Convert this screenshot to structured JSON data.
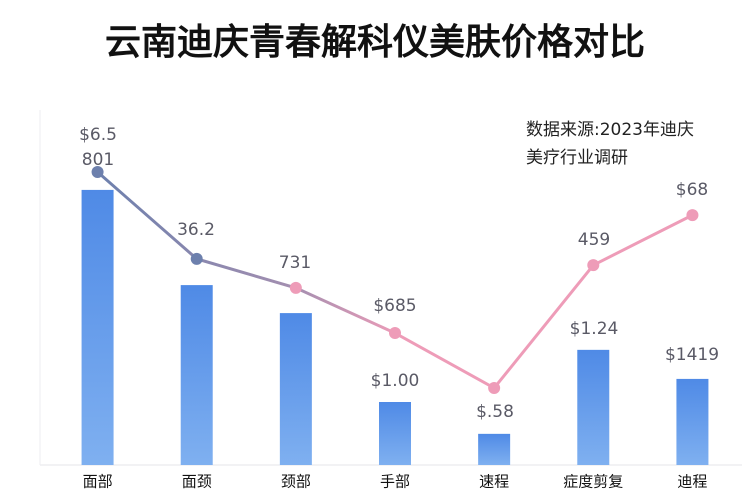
{
  "chart_data": {
    "type": "bar",
    "title": "云南迪庆青春解科仪美肤价格对比",
    "source": [
      "数据来源:2023年迪庆",
      "美疗行业调研"
    ],
    "categories": [
      "面部",
      "面颈",
      "颈部",
      "手部",
      "速程",
      "症度剪复",
      "迪程"
    ],
    "ylim": [
      0,
      100
    ],
    "series": [
      {
        "type": "bar",
        "color": "#5b93e6",
        "values": [
          78.6,
          51.4,
          43.4,
          18,
          8.9,
          32.9,
          24.6
        ]
      },
      {
        "type": "line",
        "color": "#ee9cb8",
        "values": [
          83.7,
          58.9,
          50.6,
          37.7,
          22,
          57.1,
          71.4
        ]
      }
    ],
    "annotations": [
      "$6.5",
      "801",
      "36.2",
      "731",
      "$685",
      "$1.00",
      "$.58",
      "459",
      "$1.24",
      "$68",
      "$1419"
    ]
  }
}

* * * * * * *

Given instruction: Give every record back exactly as it reads, with no images.

Solution to this task:
Convert this screenshot to structured JSON data.
{
  "chart_data": {
    "type": "bar",
    "title": "云南迪庆青春解科仪美肤价格对比",
    "source": [
      "数据来源:2023年迪庆",
      "美疗行业调研"
    ],
    "categories": [
      "面部",
      "面颈",
      "颈部",
      "手部",
      "速程",
      "症度剪复",
      "迪程"
    ],
    "ylim": [
      0,
      100
    ],
    "series": [
      {
        "type": "bar",
        "color": "#5b93e6",
        "values": [
          78.6,
          51.4,
          43.4,
          18,
          8.9,
          32.9,
          24.6
        ]
      },
      {
        "type": "line",
        "color": "#ee9cb8",
        "values": [
          83.7,
          58.9,
          50.6,
          37.7,
          22,
          57.1,
          71.4
        ]
      }
    ],
    "annotations": [
      "$6.5",
      "801",
      "36.2",
      "731",
      "$685",
      "$1.00",
      "$.58",
      "459",
      "$1.24",
      "$68",
      "$1419"
    ]
  }
}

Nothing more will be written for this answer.